─── Rows ───

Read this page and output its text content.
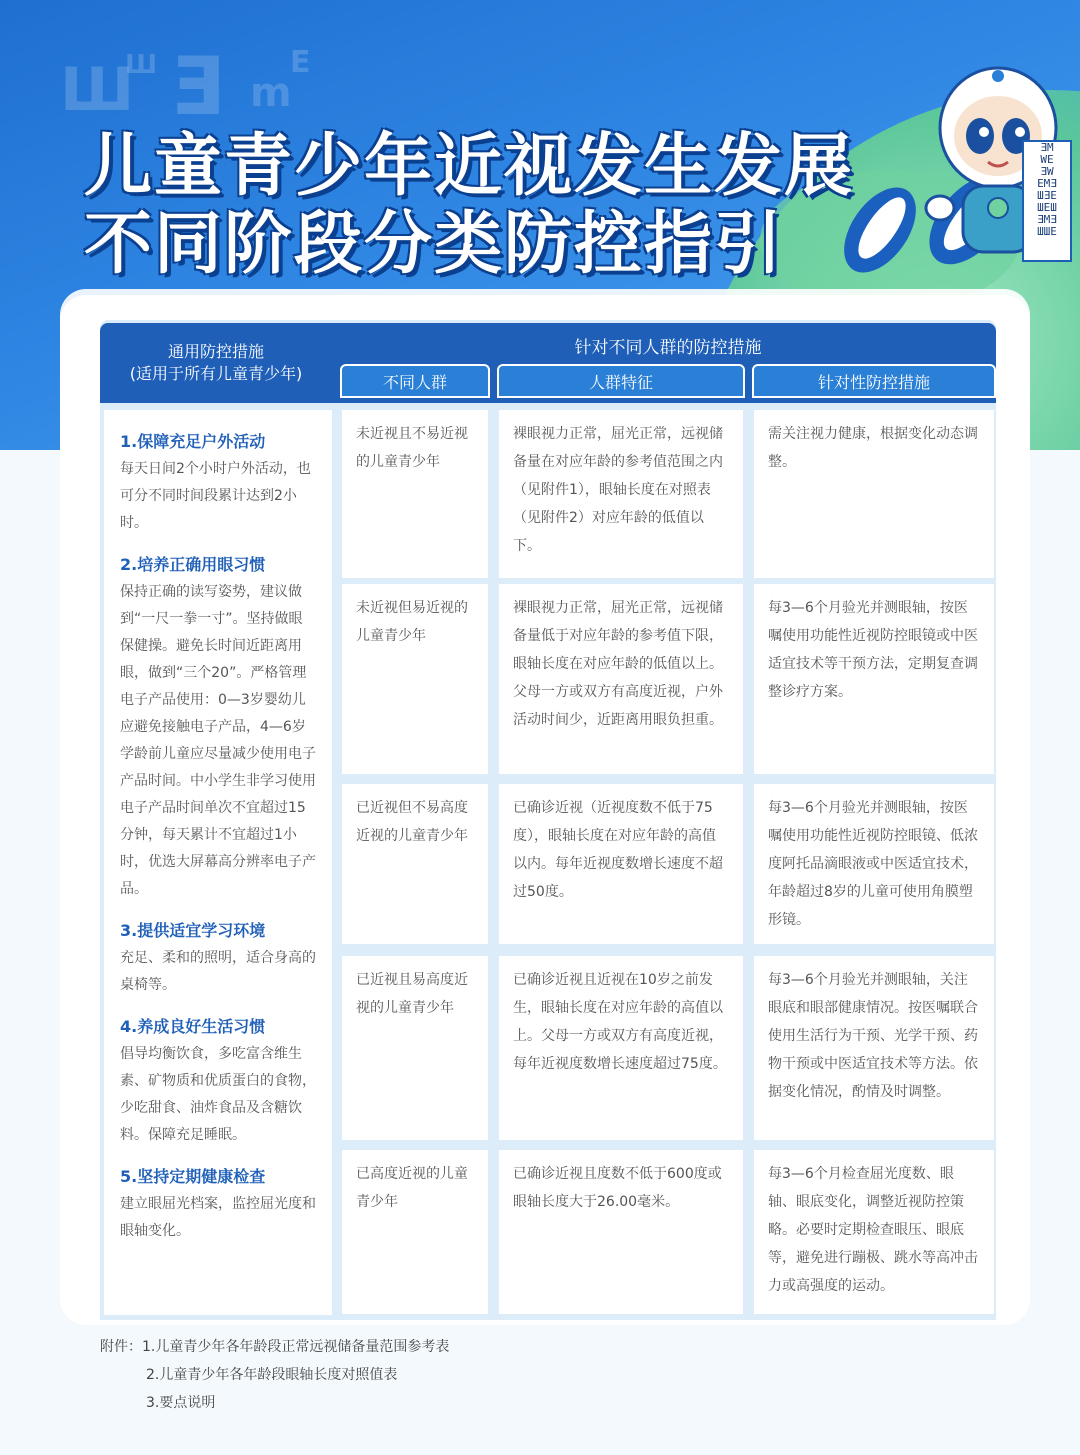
Ш Ǝ m
E
Ш
ƎM
WE
ƎW
EMƎ
ШƎE
ШEШ
ƎMƎ
ШШE
儿童青少年近视发生发展
不同阶段分类防控指引
通用防控措施
(适用于所有儿童青少年)
针对不同人群的防控措施
不同人群	人群特征	针对性防控措施
1.保障充足户外活动
每天日间2个小时户外活动，也可分不同时间段累计达到2小时。
2.培养正确用眼习惯
保持正确的读写姿势，建议做到“一尺一拳一寸”。坚持做眼保健操。避免长时间近距离用眼，做到“三个20”。严格管理电子产品使用：0—3岁婴幼儿应避免接触电子产品，4—6岁学龄前儿童应尽量减少使用电子产品时间。中小学生非学习使用电子产品时间单次不宜超过15分钟，每天累计不宜超过1小时，优选大屏幕高分辨率电子产品。
3.提供适宜学习环境
充足、柔和的照明，适合身高的桌椅等。
4.养成良好生活习惯
倡导均衡饮食，多吃富含维生素、矿物质和优质蛋白的食物，少吃甜食、油炸食品及含糖饮料。保障充足睡眠。
5.坚持定期健康检查
建立眼屈光档案，监控屈光度和眼轴变化。
未近视且不易近视的儿童青少年
裸眼视力正常，屈光正常，远视储备量在对应年龄的参考值范围之内（见附件1），眼轴长度在对照表（见附件2）对应年龄的低值以下。
需关注视力健康，根据变化动态调整。
未近视但易近视的儿童青少年
裸眼视力正常，屈光正常，远视储备量低于对应年龄的参考值下限，眼轴长度在对应年龄的低值以上。父母一方或双方有高度近视，户外活动时间少，近距离用眼负担重。
每3—6个月验光并测眼轴，按医嘱使用功能性近视防控眼镜或中医适宜技术等干预方法，定期复查调整诊疗方案。
已近视但不易高度近视的儿童青少年
已确诊近视（近视度数不低于75度），眼轴长度在对应年龄的高值以内。每年近视度数增长速度不超过50度。
每3—6个月验光并测眼轴，按医嘱使用功能性近视防控眼镜、低浓度阿托品滴眼液或中医适宜技术，年龄超过8岁的儿童可使用角膜塑形镜。
已近视且易高度近视的儿童青少年
已确诊近视且近视在10岁之前发生，眼轴长度在对应年龄的高值以上。父母一方或双方有高度近视，每年近视度数增长速度超过75度。
每3—6个月验光并测眼轴，关注眼底和眼部健康情况。按医嘱联合使用生活行为干预、光学干预、药物干预或中医适宜技术等方法。依据变化情况，酌情及时调整。
已高度近视的儿童青少年
已确诊近视且度数不低于600度或眼轴长度大于26.00毫米。
每3—6个月检查屈光度数、眼轴、眼底变化，调整近视防控策略。必要时定期检查眼压、眼底等，避免进行蹦极、跳水等高冲击力或高强度的运动。
附件：1.儿童青少年各年龄段正常远视储备量范围参考表
2.儿童青少年各年龄段眼轴长度对照值表
3.要点说明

───

Given request>
Exclude the pictures, and transcribe all of the material exactly.

The reply>
Read this page and output its text content.
Ш Ǝ m
E
Ш
ƎM
WE
ƎW
EMƎ
ШƎE
ШEШ
ƎMƎ
ШШE
儿童青少年近视发生发展
不同阶段分类防控指引
通用防控措施
(适用于所有儿童青少年)
针对不同人群的防控措施
不同人群	人群特征	针对性防控措施
1.保障充足户外活动
每天日间2个小时户外活动，也可分不同时间段累计达到2小时。
2.培养正确用眼习惯
保持正确的读写姿势，建议做到“一尺一拳一寸”。坚持做眼保健操。避免长时间近距离用眼，做到“三个20”。严格管理电子产品使用：0—3岁婴幼儿应避免接触电子产品，4—6岁学龄前儿童应尽量减少使用电子产品时间。中小学生非学习使用电子产品时间单次不宜超过15分钟，每天累计不宜超过1小时，优选大屏幕高分辨率电子产品。
3.提供适宜学习环境
充足、柔和的照明，适合身高的桌椅等。
4.养成良好生活习惯
倡导均衡饮食，多吃富含维生素、矿物质和优质蛋白的食物，少吃甜食、油炸食品及含糖饮料。保障充足睡眠。
5.坚持定期健康检查
建立眼屈光档案，监控屈光度和眼轴变化。
未近视且不易近视的儿童青少年
裸眼视力正常，屈光正常，远视储备量在对应年龄的参考值范围之内（见附件1），眼轴长度在对照表（见附件2）对应年龄的低值以下。
需关注视力健康，根据变化动态调整。
未近视但易近视的儿童青少年
裸眼视力正常，屈光正常，远视储备量低于对应年龄的参考值下限，眼轴长度在对应年龄的低值以上。父母一方或双方有高度近视，户外活动时间少，近距离用眼负担重。
每3—6个月验光并测眼轴，按医嘱使用功能性近视防控眼镜或中医适宜技术等干预方法，定期复查调整诊疗方案。
已近视但不易高度近视的儿童青少年
已确诊近视（近视度数不低于75度），眼轴长度在对应年龄的高值以内。每年近视度数增长速度不超过50度。
每3—6个月验光并测眼轴，按医嘱使用功能性近视防控眼镜、低浓度阿托品滴眼液或中医适宜技术，年龄超过8岁的儿童可使用角膜塑形镜。
已近视且易高度近视的儿童青少年
已确诊近视且近视在10岁之前发生，眼轴长度在对应年龄的高值以上。父母一方或双方有高度近视，每年近视度数增长速度超过75度。
每3—6个月验光并测眼轴，关注眼底和眼部健康情况。按医嘱联合使用生活行为干预、光学干预、药物干预或中医适宜技术等方法。依据变化情况，酌情及时调整。
已高度近视的儿童青少年
已确诊近视且度数不低于600度或眼轴长度大于26.00毫米。
每3—6个月检查屈光度数、眼轴、眼底变化，调整近视防控策略。必要时定期检查眼压、眼底等，避免进行蹦极、跳水等高冲击力或高强度的运动。
附件：1.儿童青少年各年龄段正常远视储备量范围参考表
2.儿童青少年各年龄段眼轴长度对照值表
3.要点说明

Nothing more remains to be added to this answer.